Repeat every record below exactly as it appears.

[Data records]
□ □ □ □ □
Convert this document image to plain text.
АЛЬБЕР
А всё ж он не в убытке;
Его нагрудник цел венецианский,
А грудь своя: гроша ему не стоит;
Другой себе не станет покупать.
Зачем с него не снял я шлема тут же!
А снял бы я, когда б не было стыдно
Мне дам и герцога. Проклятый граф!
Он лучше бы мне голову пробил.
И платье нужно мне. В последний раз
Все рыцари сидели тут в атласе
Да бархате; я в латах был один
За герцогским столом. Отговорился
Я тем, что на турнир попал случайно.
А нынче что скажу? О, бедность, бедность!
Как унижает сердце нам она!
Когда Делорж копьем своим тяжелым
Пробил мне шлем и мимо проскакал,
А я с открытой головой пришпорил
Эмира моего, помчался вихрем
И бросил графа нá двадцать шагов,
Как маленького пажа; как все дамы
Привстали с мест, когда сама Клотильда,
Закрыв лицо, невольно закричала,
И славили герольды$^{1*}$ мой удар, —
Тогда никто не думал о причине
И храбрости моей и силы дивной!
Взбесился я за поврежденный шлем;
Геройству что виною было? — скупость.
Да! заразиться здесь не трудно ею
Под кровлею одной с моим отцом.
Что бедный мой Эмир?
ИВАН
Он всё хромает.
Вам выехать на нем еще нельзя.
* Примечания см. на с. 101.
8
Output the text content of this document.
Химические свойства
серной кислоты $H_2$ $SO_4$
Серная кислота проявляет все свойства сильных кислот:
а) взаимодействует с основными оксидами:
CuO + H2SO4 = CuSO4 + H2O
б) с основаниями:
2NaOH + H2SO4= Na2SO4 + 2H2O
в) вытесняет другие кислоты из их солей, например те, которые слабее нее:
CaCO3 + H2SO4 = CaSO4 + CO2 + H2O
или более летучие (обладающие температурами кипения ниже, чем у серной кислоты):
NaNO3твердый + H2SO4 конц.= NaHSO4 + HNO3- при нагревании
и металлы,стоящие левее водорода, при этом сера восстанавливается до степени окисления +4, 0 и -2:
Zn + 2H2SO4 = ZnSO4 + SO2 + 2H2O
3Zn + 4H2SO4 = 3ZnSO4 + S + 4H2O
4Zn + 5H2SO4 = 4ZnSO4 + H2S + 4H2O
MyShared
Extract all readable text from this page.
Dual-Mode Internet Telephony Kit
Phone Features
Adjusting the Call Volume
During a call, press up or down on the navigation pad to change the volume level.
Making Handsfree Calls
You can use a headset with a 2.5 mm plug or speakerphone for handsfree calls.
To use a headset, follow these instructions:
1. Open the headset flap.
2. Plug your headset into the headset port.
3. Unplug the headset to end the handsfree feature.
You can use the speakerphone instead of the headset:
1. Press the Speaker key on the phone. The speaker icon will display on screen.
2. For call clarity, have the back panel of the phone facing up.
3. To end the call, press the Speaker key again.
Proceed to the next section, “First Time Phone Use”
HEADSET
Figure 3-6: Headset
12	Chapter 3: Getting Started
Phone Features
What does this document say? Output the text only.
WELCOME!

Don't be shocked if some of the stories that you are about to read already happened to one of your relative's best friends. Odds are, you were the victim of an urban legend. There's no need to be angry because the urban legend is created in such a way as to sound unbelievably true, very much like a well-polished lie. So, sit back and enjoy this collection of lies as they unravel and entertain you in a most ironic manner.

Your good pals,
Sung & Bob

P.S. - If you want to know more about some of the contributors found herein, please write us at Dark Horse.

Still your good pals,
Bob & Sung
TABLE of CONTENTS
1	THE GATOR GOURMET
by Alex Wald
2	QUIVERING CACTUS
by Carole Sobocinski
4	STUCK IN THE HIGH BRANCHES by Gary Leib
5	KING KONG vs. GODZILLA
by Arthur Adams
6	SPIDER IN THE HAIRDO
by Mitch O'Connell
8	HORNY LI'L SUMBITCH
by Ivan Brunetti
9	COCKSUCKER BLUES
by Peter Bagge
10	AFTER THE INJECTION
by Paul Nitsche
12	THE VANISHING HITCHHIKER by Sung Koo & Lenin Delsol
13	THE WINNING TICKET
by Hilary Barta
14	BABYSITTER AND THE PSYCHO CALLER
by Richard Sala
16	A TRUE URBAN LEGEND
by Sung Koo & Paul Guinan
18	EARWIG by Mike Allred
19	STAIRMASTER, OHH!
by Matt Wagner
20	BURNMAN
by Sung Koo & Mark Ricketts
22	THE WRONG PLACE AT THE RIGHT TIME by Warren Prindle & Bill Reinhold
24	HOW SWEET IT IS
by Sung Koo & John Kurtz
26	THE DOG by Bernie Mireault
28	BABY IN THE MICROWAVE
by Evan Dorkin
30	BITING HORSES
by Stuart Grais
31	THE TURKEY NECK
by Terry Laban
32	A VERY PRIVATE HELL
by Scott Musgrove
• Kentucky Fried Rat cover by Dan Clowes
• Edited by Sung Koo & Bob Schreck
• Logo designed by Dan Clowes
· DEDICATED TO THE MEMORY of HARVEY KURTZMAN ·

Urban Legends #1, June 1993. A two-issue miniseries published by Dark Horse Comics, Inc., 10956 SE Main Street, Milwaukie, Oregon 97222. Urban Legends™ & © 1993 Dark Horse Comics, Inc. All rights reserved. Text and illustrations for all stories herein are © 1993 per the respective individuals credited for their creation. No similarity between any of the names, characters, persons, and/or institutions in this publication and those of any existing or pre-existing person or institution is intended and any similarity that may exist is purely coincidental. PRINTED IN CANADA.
□ □ □ □ □
__TASK SOLUTION__.
Convert this document image to plain text.
АЛЬБЕР
А всё ж он не в убытке;
Его нагрудник цел венецианский,
А грудь своя: гроша ему не стоит;
Другой себе не станет покупать.
Зачем с него не снял я шлема тут же!
А снял бы я, когда б не было стыдно
Мне дам и герцога. Проклятый граф!
Он лучше бы мне голову пробил.
И платье нужно мне. В последний раз
Все рыцари сидели тут в атласе
Да бархате; я в латах был один
За герцогским столом. Отговорился
Я тем, что на турнир попал случайно.
А нынче что скажу? О, бедность, бедность!
Как унижает сердце нам она!
Когда Делорж копьем своим тяжелым
Пробил мне шлем и мимо проскакал,
А я с открытой головой пришпорил
Эмира моего, помчался вихрем
И бросил графа нá двадцать шагов,
Как маленького пажа; как все дамы
Привстали с мест, когда сама Клотильда,
Закрыв лицо, невольно закричала,
И славили герольды$^{1*}$ мой удар, —
Тогда никто не думал о причине
И храбрости моей и силы дивной!
Взбесился я за поврежденный шлем;
Геройству что виною было? — скупость.
Да! заразиться здесь не трудно ею
Под кровлею одной с моим отцом.
Что бедный мой Эмир?
ИВАН
Он всё хромает.
Вам выехать на нем еще нельзя.
* Примечания см. на с. 101.
8
Output the text content of this document.
Химические свойства
серной кислоты $H_2$ $SO_4$
Серная кислота проявляет все свойства сильных кислот:
а) взаимодействует с основными оксидами:
CuO + H2SO4 = CuSO4 + H2O
б) с основаниями:
2NaOH + H2SO4= Na2SO4 + 2H2O
в) вытесняет другие кислоты из их солей, например те, которые слабее нее:
CaCO3 + H2SO4 = CaSO4 + CO2 + H2O
или более летучие (обладающие температурами кипения ниже, чем у серной кислоты):
NaNO3твердый + H2SO4 конц.= NaHSO4 + HNO3- при нагревании
и металлы,стоящие левее водорода, при этом сера восстанавливается до степени окисления +4, 0 и -2:
Zn + 2H2SO4 = ZnSO4 + SO2 + 2H2O
3Zn + 4H2SO4 = 3ZnSO4 + S + 4H2O
4Zn + 5H2SO4 = 4ZnSO4 + H2S + 4H2O
MyShared
Extract all readable text from this page.
Dual-Mode Internet Telephony Kit
Phone Features
Adjusting the Call Volume
During a call, press up or down on the navigation pad to change the volume level.
Making Handsfree Calls
You can use a headset with a 2.5 mm plug or speakerphone for handsfree calls.
To use a headset, follow these instructions:
1. Open the headset flap.
2. Plug your headset into the headset port.
3. Unplug the headset to end the handsfree feature.
You can use the speakerphone instead of the headset:
1. Press the Speaker key on the phone. The speaker icon will display on screen.
2. For call clarity, have the back panel of the phone facing up.
3. To end the call, press the Speaker key again.
Proceed to the next section, “First Time Phone Use”
HEADSET
Figure 3-6: Headset
12	Chapter 3: Getting Started
Phone Features
What does this document say? Output the text only.
WELCOME!

Don't be shocked if some of the stories that you are about to read already happened to one of your relative's best friends. Odds are, you were the victim of an urban legend. There's no need to be angry because the urban legend is created in such a way as to sound unbelievably true, very much like a well-polished lie. So, sit back and enjoy this collection of lies as they unravel and entertain you in a most ironic manner.

Your good pals,
Sung & Bob

P.S. - If you want to know more about some of the contributors found herein, please write us at Dark Horse.

Still your good pals,
Bob & Sung
TABLE of CONTENTS
1	THE GATOR GOURMET
by Alex Wald
2	QUIVERING CACTUS
by Carole Sobocinski
4	STUCK IN THE HIGH BRANCHES by Gary Leib
5	KING KONG vs. GODZILLA
by Arthur Adams
6	SPIDER IN THE HAIRDO
by Mitch O'Connell
8	HORNY LI'L SUMBITCH
by Ivan Brunetti
9	COCKSUCKER BLUES
by Peter Bagge
10	AFTER THE INJECTION
by Paul Nitsche
12	THE VANISHING HITCHHIKER by Sung Koo & Lenin Delsol
13	THE WINNING TICKET
by Hilary Barta
14	BABYSITTER AND THE PSYCHO CALLER
by Richard Sala
16	A TRUE URBAN LEGEND
by Sung Koo & Paul Guinan
18	EARWIG by Mike Allred
19	STAIRMASTER, OHH!
by Matt Wagner
20	BURNMAN
by Sung Koo & Mark Ricketts
22	THE WRONG PLACE AT THE RIGHT TIME by Warren Prindle & Bill Reinhold
24	HOW SWEET IT IS
by Sung Koo & John Kurtz
26	THE DOG by Bernie Mireault
28	BABY IN THE MICROWAVE
by Evan Dorkin
30	BITING HORSES
by Stuart Grais
31	THE TURKEY NECK
by Terry Laban
32	A VERY PRIVATE HELL
by Scott Musgrove
• Kentucky Fried Rat cover by Dan Clowes
• Edited by Sung Koo & Bob Schreck
• Logo designed by Dan Clowes
· DEDICATED TO THE MEMORY of HARVEY KURTZMAN ·

Urban Legends #1, June 1993. A two-issue miniseries published by Dark Horse Comics, Inc., 10956 SE Main Street, Milwaukie, Oregon 97222. Urban Legends™ & © 1993 Dark Horse Comics, Inc. All rights reserved. Text and illustrations for all stories herein are © 1993 per the respective individuals credited for their creation. No similarity between any of the names, characters, persons, and/or institutions in this publication and those of any existing or pre-existing person or institution is intended and any similarity that may exist is purely coincidental. PRINTED IN CANADA.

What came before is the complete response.